Figure record listings
——

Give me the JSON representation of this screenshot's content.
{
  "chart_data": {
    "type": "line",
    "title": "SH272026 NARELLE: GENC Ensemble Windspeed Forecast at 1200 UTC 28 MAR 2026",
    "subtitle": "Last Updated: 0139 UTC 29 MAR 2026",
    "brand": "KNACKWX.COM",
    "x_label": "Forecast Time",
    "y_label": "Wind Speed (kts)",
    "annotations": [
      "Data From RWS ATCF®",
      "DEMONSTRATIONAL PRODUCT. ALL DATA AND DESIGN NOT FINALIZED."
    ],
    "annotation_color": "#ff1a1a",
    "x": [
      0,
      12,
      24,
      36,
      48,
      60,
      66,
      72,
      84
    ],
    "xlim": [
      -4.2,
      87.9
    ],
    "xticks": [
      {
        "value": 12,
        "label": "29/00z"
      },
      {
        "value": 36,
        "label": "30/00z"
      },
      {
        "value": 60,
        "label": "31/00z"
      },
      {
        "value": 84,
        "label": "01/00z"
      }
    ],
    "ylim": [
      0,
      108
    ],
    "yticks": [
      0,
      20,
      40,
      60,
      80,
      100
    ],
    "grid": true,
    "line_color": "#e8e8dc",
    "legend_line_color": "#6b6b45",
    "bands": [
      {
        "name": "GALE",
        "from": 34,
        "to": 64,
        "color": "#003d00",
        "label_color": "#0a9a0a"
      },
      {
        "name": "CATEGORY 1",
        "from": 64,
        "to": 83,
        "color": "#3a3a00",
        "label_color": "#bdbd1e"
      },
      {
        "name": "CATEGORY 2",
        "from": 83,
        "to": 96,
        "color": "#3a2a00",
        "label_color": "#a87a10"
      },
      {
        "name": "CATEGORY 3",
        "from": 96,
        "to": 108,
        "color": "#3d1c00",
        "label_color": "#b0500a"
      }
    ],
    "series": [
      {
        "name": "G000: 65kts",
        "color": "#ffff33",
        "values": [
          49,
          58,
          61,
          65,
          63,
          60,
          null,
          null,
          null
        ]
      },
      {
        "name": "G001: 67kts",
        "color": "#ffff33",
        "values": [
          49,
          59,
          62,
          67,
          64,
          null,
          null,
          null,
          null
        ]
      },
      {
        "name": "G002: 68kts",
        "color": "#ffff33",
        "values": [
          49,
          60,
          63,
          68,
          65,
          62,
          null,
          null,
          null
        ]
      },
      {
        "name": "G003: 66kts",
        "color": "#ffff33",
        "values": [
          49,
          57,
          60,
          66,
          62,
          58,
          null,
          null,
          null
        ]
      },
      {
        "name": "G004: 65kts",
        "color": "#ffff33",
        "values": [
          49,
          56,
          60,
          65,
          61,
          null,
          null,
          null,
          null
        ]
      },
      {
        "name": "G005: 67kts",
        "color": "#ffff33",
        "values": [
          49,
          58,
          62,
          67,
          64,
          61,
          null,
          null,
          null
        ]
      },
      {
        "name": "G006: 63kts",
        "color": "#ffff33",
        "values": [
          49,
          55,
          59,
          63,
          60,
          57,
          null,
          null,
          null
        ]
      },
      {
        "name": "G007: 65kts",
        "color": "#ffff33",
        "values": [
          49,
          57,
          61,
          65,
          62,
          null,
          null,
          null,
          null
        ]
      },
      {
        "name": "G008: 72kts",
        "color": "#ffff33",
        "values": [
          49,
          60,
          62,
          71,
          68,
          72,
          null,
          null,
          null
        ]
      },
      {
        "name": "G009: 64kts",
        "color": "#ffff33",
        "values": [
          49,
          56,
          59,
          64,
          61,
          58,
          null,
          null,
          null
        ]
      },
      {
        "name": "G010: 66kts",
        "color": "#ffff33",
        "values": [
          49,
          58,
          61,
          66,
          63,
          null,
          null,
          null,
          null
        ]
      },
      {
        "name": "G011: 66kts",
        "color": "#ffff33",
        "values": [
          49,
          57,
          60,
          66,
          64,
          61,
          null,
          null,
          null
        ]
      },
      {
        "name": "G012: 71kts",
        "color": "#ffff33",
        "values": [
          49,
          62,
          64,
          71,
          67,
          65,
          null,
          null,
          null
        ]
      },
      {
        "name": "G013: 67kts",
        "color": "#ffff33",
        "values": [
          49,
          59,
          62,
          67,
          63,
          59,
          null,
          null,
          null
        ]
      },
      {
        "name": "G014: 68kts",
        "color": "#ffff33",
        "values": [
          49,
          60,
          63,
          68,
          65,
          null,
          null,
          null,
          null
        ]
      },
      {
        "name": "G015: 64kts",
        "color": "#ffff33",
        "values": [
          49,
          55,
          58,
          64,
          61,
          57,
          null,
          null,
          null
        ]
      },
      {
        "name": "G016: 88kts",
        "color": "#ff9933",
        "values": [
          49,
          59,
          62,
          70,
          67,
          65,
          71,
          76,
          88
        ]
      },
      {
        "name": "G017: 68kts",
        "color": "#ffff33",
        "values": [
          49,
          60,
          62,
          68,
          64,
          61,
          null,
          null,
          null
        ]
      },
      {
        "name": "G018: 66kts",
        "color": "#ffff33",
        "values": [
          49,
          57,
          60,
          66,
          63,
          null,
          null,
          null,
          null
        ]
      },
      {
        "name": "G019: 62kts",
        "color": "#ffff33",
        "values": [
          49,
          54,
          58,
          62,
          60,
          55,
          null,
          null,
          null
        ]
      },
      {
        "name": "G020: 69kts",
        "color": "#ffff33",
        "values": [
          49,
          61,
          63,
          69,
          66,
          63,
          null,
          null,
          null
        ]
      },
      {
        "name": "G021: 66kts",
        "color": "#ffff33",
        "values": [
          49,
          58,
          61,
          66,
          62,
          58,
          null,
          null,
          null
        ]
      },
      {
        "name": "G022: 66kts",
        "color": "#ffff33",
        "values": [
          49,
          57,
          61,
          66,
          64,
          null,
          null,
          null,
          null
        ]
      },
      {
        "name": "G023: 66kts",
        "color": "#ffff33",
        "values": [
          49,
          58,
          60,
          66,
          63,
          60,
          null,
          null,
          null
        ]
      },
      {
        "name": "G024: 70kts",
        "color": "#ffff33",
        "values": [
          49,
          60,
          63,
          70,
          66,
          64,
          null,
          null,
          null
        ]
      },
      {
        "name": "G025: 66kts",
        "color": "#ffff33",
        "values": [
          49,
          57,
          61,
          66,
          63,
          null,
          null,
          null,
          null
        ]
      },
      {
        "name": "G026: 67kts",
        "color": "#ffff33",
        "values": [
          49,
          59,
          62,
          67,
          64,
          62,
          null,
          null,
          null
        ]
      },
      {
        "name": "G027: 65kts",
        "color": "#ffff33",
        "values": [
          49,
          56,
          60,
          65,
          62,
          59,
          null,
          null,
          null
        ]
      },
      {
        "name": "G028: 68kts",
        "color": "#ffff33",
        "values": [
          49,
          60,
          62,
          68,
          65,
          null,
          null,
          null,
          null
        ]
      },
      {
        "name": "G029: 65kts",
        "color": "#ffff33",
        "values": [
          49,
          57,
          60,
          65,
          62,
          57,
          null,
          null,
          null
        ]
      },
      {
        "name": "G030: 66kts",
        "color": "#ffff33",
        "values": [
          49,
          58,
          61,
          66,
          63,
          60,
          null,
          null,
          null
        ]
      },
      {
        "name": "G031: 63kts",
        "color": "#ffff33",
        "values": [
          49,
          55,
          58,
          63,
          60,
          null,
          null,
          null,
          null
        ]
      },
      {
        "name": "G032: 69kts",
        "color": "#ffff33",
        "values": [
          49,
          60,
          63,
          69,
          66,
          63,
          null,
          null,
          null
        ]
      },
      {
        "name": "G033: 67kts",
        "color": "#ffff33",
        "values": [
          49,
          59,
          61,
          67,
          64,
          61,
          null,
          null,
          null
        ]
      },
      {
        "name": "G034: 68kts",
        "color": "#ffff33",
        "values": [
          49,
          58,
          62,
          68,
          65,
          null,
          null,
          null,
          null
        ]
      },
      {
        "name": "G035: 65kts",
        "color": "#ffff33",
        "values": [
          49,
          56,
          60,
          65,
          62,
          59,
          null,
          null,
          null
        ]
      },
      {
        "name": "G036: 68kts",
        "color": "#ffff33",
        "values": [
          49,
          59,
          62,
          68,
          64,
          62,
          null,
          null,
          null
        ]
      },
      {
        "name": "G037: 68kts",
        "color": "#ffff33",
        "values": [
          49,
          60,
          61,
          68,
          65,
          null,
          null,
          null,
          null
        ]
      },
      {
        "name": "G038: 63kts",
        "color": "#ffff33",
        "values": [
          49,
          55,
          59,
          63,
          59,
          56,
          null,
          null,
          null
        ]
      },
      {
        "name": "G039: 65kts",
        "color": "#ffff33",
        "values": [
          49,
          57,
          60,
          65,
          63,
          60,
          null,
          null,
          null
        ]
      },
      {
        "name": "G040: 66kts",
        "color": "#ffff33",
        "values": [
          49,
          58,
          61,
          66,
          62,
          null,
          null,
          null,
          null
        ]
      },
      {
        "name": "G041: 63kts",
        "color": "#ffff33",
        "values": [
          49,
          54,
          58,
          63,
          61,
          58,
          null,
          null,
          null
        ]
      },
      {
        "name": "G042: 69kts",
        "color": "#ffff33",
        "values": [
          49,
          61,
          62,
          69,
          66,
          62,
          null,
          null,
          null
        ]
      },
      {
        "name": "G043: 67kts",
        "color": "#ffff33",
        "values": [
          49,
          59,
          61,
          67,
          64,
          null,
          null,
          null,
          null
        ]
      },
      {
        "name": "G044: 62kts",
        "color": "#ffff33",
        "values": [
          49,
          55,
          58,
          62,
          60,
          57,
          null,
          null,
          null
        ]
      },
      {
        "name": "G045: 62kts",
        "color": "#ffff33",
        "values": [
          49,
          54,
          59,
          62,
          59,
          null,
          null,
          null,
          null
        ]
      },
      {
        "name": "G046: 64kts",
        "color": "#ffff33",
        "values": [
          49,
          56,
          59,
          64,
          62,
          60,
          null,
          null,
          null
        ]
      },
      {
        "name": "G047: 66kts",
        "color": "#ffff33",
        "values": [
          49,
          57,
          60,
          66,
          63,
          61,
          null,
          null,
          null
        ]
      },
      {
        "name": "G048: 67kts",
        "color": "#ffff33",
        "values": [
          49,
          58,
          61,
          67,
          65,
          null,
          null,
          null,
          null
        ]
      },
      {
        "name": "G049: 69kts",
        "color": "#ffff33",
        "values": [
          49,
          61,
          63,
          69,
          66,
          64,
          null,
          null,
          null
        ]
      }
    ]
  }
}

——

> Written task: Check each line of the data above for the word "Forecast" and say how many lines contain it, giving nothing besides the number.

> Complete output: 2